Figure contents as structured data

▶

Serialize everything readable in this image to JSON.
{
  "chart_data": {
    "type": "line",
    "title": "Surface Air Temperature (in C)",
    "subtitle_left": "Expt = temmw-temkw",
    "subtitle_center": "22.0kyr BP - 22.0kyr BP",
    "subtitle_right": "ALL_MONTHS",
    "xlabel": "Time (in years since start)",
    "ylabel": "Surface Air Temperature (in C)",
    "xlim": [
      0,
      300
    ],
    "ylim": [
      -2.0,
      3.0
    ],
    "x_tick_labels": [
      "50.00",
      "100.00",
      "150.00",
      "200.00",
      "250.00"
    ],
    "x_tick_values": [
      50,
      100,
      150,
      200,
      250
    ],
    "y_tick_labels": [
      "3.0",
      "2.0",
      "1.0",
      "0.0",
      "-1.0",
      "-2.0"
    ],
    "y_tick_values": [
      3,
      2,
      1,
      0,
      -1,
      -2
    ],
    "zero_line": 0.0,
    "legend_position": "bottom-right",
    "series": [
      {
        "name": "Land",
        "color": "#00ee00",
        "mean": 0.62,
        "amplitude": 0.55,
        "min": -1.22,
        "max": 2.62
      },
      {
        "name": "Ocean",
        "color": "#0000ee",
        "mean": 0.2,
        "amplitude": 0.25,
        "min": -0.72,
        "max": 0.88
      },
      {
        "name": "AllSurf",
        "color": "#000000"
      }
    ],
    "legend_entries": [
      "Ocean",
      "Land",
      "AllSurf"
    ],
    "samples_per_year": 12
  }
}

◀

> **Work to be completed**: Please output the entries above, every line exactly as it reads.

> **Exercise solution**:
Serialize everything readable in this image to JSON.
{
  "chart_data": {
    "type": "line",
    "title": "Surface Air Temperature (in C)",
    "subtitle_left": "Expt = temmw-temkw",
    "subtitle_center": "22.0kyr BP - 22.0kyr BP",
    "subtitle_right": "ALL_MONTHS",
    "xlabel": "Time (in years since start)",
    "ylabel": "Surface Air Temperature (in C)",
    "xlim": [
      0,
      300
    ],
    "ylim": [
      -2.0,
      3.0
    ],
    "x_tick_labels": [
      "50.00",
      "100.00",
      "150.00",
      "200.00",
      "250.00"
    ],
    "x_tick_values": [
      50,
      100,
      150,
      200,
      250
    ],
    "y_tick_labels": [
      "3.0",
      "2.0",
      "1.0",
      "0.0",
      "-1.0",
      "-2.0"
    ],
    "y_tick_values": [
      3,
      2,
      1,
      0,
      -1,
      -2
    ],
    "zero_line": 0.0,
    "legend_position": "bottom-right",
    "series": [
      {
        "name": "Land",
        "color": "#00ee00",
        "mean": 0.62,
        "amplitude": 0.55,
        "min": -1.22,
        "max": 2.62
      },
      {
        "name": "Ocean",
        "color": "#0000ee",
        "mean": 0.2,
        "amplitude": 0.25,
        "min": -0.72,
        "max": 0.88
      },
      {
        "name": "AllSurf",
        "color": "#000000"
      }
    ],
    "legend_entries": [
      "Ocean",
      "Land",
      "AllSurf"
    ],
    "samples_per_year": 12
  }
}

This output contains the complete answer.